_What the task requires_
Pull out every line with the word "timeout".
== == ==
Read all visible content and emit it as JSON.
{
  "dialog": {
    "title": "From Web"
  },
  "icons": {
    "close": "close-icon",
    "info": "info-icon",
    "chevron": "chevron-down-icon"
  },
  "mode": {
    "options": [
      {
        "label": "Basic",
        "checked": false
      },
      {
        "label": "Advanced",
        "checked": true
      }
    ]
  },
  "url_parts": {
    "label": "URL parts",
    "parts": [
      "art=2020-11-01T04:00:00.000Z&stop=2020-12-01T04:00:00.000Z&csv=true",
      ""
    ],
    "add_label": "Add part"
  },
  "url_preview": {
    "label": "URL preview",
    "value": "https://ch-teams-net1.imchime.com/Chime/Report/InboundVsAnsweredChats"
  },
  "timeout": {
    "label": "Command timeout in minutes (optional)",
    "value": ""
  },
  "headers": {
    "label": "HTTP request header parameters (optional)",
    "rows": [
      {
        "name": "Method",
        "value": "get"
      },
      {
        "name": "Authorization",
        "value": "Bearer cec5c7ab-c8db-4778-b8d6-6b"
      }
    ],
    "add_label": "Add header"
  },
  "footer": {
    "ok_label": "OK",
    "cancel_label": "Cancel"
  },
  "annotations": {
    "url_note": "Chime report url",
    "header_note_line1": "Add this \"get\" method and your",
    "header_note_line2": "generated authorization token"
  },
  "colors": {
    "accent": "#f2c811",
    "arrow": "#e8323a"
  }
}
== == ==
_The answer_
  "timeout": {
    "label": "Command timeout in minutes (optional)",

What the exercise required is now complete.